:: Rows from a dataset ::
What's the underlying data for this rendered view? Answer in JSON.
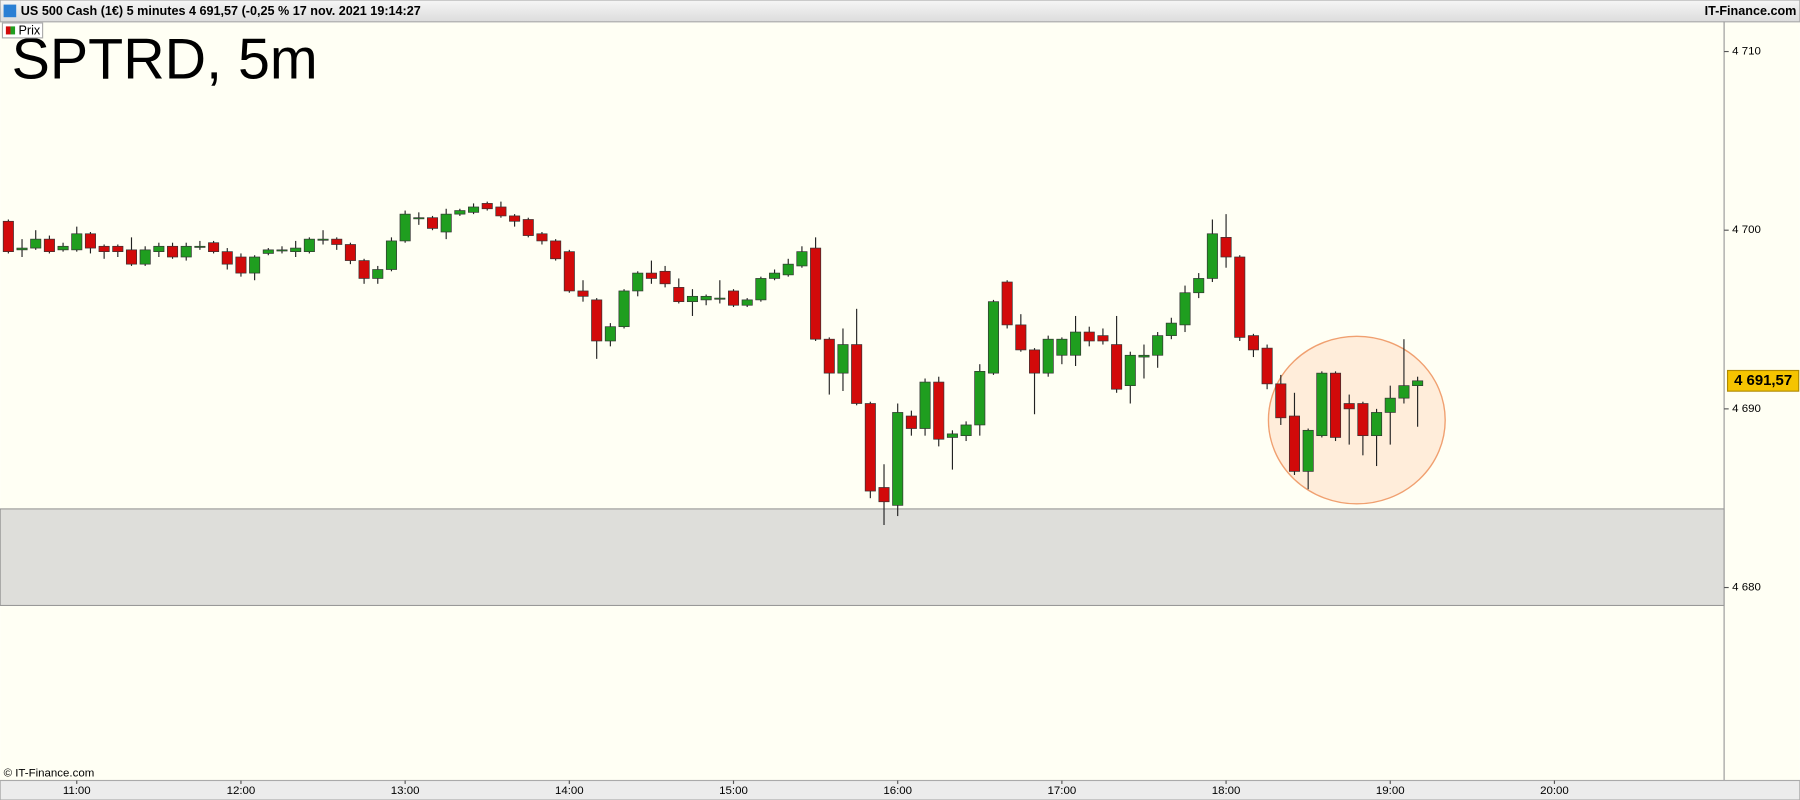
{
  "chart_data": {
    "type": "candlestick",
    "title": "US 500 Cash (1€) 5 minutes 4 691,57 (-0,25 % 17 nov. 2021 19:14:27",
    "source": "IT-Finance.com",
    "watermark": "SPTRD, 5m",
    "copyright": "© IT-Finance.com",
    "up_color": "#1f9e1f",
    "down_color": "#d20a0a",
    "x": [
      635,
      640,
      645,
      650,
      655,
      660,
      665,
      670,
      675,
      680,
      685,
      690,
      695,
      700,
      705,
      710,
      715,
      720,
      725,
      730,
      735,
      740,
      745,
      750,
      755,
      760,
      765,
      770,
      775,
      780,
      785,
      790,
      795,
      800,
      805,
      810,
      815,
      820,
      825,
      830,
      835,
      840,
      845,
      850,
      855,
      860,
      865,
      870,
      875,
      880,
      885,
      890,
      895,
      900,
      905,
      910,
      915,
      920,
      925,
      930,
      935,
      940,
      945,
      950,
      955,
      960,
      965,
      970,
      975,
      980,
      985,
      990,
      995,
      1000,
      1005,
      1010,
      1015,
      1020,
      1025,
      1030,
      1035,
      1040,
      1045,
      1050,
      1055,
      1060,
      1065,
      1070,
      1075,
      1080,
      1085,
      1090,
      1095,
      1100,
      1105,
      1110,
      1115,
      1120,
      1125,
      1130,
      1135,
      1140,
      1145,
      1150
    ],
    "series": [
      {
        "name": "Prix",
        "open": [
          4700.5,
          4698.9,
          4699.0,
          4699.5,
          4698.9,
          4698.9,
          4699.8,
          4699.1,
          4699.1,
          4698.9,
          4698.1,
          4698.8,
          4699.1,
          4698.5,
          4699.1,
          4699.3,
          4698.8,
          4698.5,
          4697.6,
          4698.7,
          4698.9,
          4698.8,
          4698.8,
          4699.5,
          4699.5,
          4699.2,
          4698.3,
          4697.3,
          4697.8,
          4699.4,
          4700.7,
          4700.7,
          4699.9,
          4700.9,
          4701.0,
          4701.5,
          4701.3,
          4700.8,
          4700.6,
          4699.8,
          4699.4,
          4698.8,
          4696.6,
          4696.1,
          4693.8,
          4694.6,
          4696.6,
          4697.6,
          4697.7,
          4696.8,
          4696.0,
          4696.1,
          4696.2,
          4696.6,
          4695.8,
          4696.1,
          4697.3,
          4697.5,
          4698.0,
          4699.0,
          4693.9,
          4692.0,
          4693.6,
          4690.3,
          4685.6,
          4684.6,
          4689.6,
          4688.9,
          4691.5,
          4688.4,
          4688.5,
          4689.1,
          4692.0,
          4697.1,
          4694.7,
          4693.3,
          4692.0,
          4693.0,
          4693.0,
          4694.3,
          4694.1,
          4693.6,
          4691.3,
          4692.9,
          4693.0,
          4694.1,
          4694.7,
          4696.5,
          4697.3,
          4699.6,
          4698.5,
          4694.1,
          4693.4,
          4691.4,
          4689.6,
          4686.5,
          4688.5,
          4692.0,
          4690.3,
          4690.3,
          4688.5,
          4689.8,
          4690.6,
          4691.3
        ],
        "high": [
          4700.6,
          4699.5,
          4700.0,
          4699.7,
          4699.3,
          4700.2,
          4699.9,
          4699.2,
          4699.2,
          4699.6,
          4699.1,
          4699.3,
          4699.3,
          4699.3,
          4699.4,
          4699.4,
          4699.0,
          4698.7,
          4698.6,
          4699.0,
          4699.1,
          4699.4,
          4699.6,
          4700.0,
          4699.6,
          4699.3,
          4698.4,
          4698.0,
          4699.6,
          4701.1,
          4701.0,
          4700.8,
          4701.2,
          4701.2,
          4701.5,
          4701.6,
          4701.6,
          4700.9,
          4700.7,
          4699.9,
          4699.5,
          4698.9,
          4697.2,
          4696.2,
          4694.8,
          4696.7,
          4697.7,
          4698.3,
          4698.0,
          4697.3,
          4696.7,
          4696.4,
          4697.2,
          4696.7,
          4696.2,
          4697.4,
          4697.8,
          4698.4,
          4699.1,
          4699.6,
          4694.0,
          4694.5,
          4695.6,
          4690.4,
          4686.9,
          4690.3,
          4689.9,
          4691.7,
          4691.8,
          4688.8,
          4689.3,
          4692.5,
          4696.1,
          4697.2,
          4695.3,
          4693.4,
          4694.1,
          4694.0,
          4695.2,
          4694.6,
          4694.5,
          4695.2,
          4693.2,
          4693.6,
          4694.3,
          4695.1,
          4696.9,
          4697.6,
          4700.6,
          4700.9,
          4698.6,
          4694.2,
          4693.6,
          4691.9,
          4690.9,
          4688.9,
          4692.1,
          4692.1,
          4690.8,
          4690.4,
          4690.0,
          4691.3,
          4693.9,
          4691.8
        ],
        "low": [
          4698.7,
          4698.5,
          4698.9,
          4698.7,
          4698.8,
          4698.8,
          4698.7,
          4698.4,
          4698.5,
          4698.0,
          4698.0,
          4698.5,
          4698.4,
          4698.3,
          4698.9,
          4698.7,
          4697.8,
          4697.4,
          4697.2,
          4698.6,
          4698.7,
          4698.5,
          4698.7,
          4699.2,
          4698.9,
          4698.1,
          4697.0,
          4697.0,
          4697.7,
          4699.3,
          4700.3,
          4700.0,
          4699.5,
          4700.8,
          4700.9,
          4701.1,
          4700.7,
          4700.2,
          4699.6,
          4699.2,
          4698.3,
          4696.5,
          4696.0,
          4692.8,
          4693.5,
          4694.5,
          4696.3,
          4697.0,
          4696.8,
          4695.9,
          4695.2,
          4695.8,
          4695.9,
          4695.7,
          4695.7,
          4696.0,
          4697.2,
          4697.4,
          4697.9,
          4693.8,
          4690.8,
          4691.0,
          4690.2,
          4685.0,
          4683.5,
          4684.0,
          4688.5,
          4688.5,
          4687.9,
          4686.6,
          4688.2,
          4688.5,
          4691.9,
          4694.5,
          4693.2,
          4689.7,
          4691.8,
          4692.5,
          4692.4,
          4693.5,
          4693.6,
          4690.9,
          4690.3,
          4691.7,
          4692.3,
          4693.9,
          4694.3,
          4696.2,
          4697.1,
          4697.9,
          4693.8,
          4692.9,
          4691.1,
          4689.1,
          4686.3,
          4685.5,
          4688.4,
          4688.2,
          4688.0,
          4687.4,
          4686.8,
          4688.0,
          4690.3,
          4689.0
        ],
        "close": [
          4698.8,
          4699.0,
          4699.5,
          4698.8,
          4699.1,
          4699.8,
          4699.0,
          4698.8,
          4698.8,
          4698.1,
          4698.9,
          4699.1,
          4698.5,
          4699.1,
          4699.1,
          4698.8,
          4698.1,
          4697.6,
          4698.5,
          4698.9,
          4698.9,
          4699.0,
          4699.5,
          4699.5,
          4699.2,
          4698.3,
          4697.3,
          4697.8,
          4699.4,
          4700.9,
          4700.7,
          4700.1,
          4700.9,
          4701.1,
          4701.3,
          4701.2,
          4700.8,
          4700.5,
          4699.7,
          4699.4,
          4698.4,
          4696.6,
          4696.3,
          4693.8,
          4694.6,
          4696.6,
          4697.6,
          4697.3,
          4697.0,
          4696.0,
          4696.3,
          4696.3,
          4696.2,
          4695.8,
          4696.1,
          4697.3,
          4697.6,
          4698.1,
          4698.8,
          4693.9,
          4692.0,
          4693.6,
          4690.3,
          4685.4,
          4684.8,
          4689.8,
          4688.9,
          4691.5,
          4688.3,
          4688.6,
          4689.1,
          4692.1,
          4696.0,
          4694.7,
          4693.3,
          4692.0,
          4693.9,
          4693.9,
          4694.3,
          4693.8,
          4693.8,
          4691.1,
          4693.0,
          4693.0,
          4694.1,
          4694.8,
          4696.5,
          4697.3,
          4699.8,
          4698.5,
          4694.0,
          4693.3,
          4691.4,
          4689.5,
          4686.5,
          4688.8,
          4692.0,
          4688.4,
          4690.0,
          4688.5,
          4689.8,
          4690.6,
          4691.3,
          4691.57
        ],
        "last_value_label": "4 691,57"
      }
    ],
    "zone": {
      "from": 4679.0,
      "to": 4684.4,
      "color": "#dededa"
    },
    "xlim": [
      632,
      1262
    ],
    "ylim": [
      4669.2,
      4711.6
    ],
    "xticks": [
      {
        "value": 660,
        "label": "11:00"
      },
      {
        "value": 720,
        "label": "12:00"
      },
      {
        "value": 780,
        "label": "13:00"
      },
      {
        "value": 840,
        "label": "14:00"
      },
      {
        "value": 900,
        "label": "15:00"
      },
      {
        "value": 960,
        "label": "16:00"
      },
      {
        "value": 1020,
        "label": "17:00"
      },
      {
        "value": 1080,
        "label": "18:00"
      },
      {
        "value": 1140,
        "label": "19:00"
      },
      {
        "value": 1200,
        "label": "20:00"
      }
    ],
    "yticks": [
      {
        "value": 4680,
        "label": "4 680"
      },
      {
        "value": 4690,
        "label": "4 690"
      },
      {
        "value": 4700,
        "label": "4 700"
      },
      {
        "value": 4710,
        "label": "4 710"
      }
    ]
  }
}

:: TO BE DONE ::
Which lines hold the word "Finance"? Show each one.

:: THE SOLUTION ::
    "source": "IT-Finance.com",
    "copyright": "© IT-Finance.com",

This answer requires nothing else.